◆ Parts of the exercise ◆
• a. In the NGINX configuration shown in the rate-limiting excerpt, what rate does the limit_req_zone directive set?
• b. From the rate-limiting excerpt, write out the passage starting at "Node wrapper (example)" and ending at "tonumber(ARGV[1]), tonumber(ARGV[2]), tonumber(ARGV[3])".
┌─ Excerpted text
Node wrapper (example)

const res = await redis.evalsha(SHA, 1, key, Date.now(), ratePerSec, capacity, 1);
const [allowed, remaining, retryMs] = res.map(Number);
if (!allowed) return tooMany(res, retryMs);

B) Sliding window log (ZSET)

-- KEYS[1]=key, ARGV[1]=now_ms, ARGV[2]=window_ms, ARGV[3]=limit
local key, now, win, limit = KEYS[1], tonumber(ARGV[1]), tonumber(ARGV[2]), tonumber(ARGV[3])
redis.call("ZREMRANGEBYSCORE", key, 0, now - win)
local count = redis.call("ZCARD", key)
if count < limit then
  redis.call("ZADD", key, now, tostring(now) .. ":" .. math.random())
  redis.call("PEXPIRE", key, win)
  return {1, limit - count - 1, 0}
else
  local oldest = redis.call("ZRANGE", key, 0, 0, "WITHSCORES")[2]
  local retry = (oldest and (oldest - (now - win))) or win
  return {0, 0, retry}
end

C) Sliding window counter (approx per minute)

-- KEYS[1]=key, ARGV[1]=now_ms, ARGV[2]=window_ms, ARGV[3]=limit
local k=KEYS[1]; local now=tonumber(ARGV[1]); local win=tonumber(ARGV[2]); local lim=tonumber(ARGV[3])
local cur = math.floor(now / win) * win
local prev = cur - win
local c1 = tonumber(redis.call("GET", k..":"..cur)) or 0
local c0 = tonumber(redis.call("GET", k..":"..prev)) or 0
local weight = (now - cur) / win
local est = c0 * (1 - weight) + c1
if est < lim then
  redis.call("INCR", k..":"..cur)
  redis.call("PEXPIRE", k..":"..cur, win*2)
  return {1, lim - math.ceil(est) - 1, 0}
else
  local retry = math.ceil((cur + win - now))
  return {0, 0, retry}
end

4) Edge configs (NGINX & Envoy)

NGINX (fixed window + burst)

limit_req_zone $binary_remote_addr zone=perip:10m rate=10r/s;
server {
  location /api/ {
    limit_req zone=perip burst=20 nodelay;   # allow bursts, then 429
    add_header Retry-After 1 always;
  }
}

Envoy (global service)

# Use external rate limit service (RLS) with descriptors (e.g., per-user, per-route)
rate_limit_service:
  grpc_service: { envoy_grpc: { cluster_name: rate_limit_cluster } }
# In the route, define descriptors:
typed_per_filter_config:
  envoy.filters.http.ratelimit:
    "@type": type.googleapis.com/envoy.extensions.filters.http.ratelimit.v3.RateLimit
    domain: apigw
    stage: 0
    request_type: external
    rate_limited_as_resource_exhausted: true
    descriptors:
      - entries:
          - key: route
            value: users_read
          - key: user
            value: "%REQ(x-user-id)%"
└─
┌─ Data entries
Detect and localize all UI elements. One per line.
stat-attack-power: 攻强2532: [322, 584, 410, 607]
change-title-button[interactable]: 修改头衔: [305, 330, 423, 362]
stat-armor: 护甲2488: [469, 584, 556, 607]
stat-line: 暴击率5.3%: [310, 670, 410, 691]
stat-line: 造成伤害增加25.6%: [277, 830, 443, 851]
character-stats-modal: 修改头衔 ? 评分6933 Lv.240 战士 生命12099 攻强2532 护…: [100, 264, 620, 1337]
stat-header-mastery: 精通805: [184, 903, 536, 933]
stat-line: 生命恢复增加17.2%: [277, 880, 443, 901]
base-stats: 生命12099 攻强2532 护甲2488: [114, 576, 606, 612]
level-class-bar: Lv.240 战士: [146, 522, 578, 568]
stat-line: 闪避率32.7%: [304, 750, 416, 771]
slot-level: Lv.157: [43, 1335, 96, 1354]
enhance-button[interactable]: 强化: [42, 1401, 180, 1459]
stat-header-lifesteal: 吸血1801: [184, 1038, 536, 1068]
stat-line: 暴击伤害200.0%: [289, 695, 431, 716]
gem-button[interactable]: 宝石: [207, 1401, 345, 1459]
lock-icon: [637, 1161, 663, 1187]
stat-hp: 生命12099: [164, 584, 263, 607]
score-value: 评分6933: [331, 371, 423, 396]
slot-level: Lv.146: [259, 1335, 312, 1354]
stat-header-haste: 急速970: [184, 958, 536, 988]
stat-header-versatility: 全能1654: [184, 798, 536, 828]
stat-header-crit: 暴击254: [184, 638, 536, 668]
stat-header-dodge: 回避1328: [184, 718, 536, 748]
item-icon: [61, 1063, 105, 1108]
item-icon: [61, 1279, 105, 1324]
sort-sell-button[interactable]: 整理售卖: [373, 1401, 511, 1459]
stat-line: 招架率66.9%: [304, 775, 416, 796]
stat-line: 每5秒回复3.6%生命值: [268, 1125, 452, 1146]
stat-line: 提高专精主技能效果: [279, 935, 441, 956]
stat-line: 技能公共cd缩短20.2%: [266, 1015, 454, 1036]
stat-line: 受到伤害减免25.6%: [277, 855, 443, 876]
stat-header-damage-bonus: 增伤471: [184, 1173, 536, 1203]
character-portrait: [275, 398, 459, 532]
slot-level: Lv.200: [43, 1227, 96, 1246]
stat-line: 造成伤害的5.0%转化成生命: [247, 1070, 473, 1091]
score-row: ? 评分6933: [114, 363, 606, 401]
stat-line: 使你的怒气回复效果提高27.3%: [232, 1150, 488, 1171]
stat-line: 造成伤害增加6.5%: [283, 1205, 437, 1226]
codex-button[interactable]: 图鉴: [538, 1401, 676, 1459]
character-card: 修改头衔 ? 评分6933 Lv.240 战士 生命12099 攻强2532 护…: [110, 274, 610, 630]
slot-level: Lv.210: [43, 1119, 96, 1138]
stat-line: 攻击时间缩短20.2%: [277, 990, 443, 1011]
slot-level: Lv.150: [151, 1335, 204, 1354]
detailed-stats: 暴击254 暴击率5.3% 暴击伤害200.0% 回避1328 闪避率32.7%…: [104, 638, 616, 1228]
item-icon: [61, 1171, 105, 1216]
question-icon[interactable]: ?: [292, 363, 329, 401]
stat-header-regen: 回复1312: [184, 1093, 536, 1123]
└─
◆ Response list ◆
• a. It sets a rate of 10r/s, that is, 10 requests per second.

• b.
Node wrapper (example)

const res = await redis.evalsha(SHA, 1, key, Date.now(), ratePerSec, capacity, 1);
const [allowed, remaining, retryMs] = res.map(Number);
if (!allowed) return tooMany(res, retryMs);

B) Sliding window log (ZSET)

-- KEYS[1]=key, ARGV[1]=now_ms, ARGV[2]=window_ms, ARGV[3]=limit
local key, now, win, limit = KEYS[1], tonumber(ARGV[1]), tonumber(ARGV[2]), tonumber(ARGV[3])